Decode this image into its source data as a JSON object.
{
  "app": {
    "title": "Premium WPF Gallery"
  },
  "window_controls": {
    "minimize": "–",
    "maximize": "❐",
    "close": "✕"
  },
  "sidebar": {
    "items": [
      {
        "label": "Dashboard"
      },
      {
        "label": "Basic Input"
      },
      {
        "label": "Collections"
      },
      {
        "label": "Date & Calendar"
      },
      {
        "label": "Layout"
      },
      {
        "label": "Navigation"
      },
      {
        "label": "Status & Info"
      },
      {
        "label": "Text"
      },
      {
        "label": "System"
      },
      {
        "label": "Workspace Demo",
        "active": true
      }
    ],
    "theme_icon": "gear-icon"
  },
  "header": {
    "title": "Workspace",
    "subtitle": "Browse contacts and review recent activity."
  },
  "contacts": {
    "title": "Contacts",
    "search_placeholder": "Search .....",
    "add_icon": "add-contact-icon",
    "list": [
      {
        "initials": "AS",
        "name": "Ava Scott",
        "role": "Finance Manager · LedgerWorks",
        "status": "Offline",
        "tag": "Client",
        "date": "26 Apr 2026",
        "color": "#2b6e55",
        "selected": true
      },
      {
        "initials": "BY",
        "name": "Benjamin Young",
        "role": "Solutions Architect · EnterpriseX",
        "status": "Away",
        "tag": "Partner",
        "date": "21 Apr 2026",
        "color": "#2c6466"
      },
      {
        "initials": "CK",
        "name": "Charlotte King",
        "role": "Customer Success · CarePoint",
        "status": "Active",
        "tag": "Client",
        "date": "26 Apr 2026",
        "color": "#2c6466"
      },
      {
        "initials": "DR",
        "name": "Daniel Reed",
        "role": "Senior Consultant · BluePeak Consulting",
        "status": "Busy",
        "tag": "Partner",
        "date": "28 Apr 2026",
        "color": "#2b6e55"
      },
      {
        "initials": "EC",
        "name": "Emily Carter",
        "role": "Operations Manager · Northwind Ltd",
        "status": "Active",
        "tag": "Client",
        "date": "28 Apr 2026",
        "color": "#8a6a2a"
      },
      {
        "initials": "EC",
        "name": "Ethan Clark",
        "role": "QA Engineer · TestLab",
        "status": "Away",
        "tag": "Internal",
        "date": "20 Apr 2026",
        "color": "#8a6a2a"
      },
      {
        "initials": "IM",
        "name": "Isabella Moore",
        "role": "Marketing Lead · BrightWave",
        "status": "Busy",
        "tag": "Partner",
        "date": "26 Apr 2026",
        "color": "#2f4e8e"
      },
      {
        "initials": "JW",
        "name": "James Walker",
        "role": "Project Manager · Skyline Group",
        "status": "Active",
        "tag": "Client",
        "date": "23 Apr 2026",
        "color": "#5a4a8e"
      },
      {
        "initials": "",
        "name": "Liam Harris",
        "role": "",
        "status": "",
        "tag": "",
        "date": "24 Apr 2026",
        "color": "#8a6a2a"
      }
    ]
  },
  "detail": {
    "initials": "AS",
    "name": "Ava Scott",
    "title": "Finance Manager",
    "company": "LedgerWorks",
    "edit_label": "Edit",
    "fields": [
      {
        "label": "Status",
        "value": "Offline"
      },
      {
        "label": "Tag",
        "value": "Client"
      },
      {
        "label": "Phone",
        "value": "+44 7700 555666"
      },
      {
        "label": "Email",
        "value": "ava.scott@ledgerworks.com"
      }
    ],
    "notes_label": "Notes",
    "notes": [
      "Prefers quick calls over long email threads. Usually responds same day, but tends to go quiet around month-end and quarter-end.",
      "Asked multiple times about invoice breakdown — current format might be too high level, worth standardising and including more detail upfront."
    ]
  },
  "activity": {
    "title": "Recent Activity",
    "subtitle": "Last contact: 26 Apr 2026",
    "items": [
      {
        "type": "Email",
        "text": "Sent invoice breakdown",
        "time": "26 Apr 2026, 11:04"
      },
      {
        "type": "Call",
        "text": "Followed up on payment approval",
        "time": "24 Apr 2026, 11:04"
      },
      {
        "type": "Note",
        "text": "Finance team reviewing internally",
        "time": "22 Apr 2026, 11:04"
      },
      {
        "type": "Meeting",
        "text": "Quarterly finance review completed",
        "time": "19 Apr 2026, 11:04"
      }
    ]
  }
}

#####

Restate the data above exactly, keeping each word as it stands.

Decode this image into its source data as a JSON object.
{
  "app": {
    "title": "Premium WPF Gallery"
  },
  "window_controls": {
    "minimize": "–",
    "maximize": "❐",
    "close": "✕"
  },
  "sidebar": {
    "items": [
      {
        "label": "Dashboard"
      },
      {
        "label": "Basic Input"
      },
      {
        "label": "Collections"
      },
      {
        "label": "Date & Calendar"
      },
      {
        "label": "Layout"
      },
      {
        "label": "Navigation"
      },
      {
        "label": "Status & Info"
      },
      {
        "label": "Text"
      },
      {
        "label": "System"
      },
      {
        "label": "Workspace Demo",
        "active": true
      }
    ],
    "theme_icon": "gear-icon"
  },
  "header": {
    "title": "Workspace",
    "subtitle": "Browse contacts and review recent activity."
  },
  "contacts": {
    "title": "Contacts",
    "search_placeholder": "Search .....",
    "add_icon": "add-contact-icon",
    "list": [
      {
        "initials": "AS",
        "name": "Ava Scott",
        "role": "Finance Manager · LedgerWorks",
        "status": "Offline",
        "tag": "Client",
        "date": "26 Apr 2026",
        "color": "#2b6e55",
        "selected": true
      },
      {
        "initials": "BY",
        "name": "Benjamin Young",
        "role": "Solutions Architect · EnterpriseX",
        "status": "Away",
        "tag": "Partner",
        "date": "21 Apr 2026",
        "color": "#2c6466"
      },
      {
        "initials": "CK",
        "name": "Charlotte King",
        "role": "Customer Success · CarePoint",
        "status": "Active",
        "tag": "Client",
        "date": "26 Apr 2026",
        "color": "#2c6466"
      },
      {
        "initials": "DR",
        "name": "Daniel Reed",
        "role": "Senior Consultant · BluePeak Consulting",
        "status": "Busy",
        "tag": "Partner",
        "date": "28 Apr 2026",
        "color": "#2b6e55"
      },
      {
        "initials": "EC",
        "name": "Emily Carter",
        "role": "Operations Manager · Northwind Ltd",
        "status": "Active",
        "tag": "Client",
        "date": "28 Apr 2026",
        "color": "#8a6a2a"
      },
      {
        "initials": "EC",
        "name": "Ethan Clark",
        "role": "QA Engineer · TestLab",
        "status": "Away",
        "tag": "Internal",
        "date": "20 Apr 2026",
        "color": "#8a6a2a"
      },
      {
        "initials": "IM",
        "name": "Isabella Moore",
        "role": "Marketing Lead · BrightWave",
        "status": "Busy",
        "tag": "Partner",
        "date": "26 Apr 2026",
        "color": "#2f4e8e"
      },
      {
        "initials": "JW",
        "name": "James Walker",
        "role": "Project Manager · Skyline Group",
        "status": "Active",
        "tag": "Client",
        "date": "23 Apr 2026",
        "color": "#5a4a8e"
      },
      {
        "initials": "",
        "name": "Liam Harris",
        "role": "",
        "status": "",
        "tag": "",
        "date": "24 Apr 2026",
        "color": "#8a6a2a"
      }
    ]
  },
  "detail": {
    "initials": "AS",
    "name": "Ava Scott",
    "title": "Finance Manager",
    "company": "LedgerWorks",
    "edit_label": "Edit",
    "fields": [
      {
        "label": "Status",
        "value": "Offline"
      },
      {
        "label": "Tag",
        "value": "Client"
      },
      {
        "label": "Phone",
        "value": "+44 7700 555666"
      },
      {
        "label": "Email",
        "value": "ava.scott@ledgerworks.com"
      }
    ],
    "notes_label": "Notes",
    "notes": [
      "Prefers quick calls over long email threads. Usually responds same day, but tends to go quiet around month-end and quarter-end.",
      "Asked multiple times about invoice breakdown — current format might be too high level, worth standardising and including more detail upfront."
    ]
  },
  "activity": {
    "title": "Recent Activity",
    "subtitle": "Last contact: 26 Apr 2026",
    "items": [
      {
        "type": "Email",
        "text": "Sent invoice breakdown",
        "time": "26 Apr 2026, 11:04"
      },
      {
        "type": "Call",
        "text": "Followed up on payment approval",
        "time": "24 Apr 2026, 11:04"
      },
      {
        "type": "Note",
        "text": "Finance team reviewing internally",
        "time": "22 Apr 2026, 11:04"
      },
      {
        "type": "Meeting",
        "text": "Quarterly finance review completed",
        "time": "19 Apr 2026, 11:04"
      }
    ]
  }
}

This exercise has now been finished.